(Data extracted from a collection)
+ + +
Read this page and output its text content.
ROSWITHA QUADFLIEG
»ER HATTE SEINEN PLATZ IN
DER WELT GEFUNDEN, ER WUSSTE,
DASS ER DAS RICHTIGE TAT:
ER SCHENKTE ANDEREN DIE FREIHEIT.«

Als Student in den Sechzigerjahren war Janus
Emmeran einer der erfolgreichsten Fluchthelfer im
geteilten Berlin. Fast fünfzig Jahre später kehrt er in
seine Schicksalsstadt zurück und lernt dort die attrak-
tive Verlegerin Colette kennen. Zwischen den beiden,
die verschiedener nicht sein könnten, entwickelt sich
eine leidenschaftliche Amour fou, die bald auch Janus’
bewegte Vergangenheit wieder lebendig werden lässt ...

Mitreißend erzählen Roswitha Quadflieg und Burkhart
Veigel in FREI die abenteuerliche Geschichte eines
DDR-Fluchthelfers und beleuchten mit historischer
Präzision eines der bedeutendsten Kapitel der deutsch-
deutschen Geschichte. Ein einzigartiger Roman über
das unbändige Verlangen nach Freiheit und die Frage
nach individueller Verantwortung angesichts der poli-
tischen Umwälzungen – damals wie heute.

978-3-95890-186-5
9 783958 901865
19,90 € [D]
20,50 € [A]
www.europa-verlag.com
+ + +
### DO THIS
The required output is the number of lines containing the word "Geschichte", and nothing besides.

### WRITTEN REPLY
2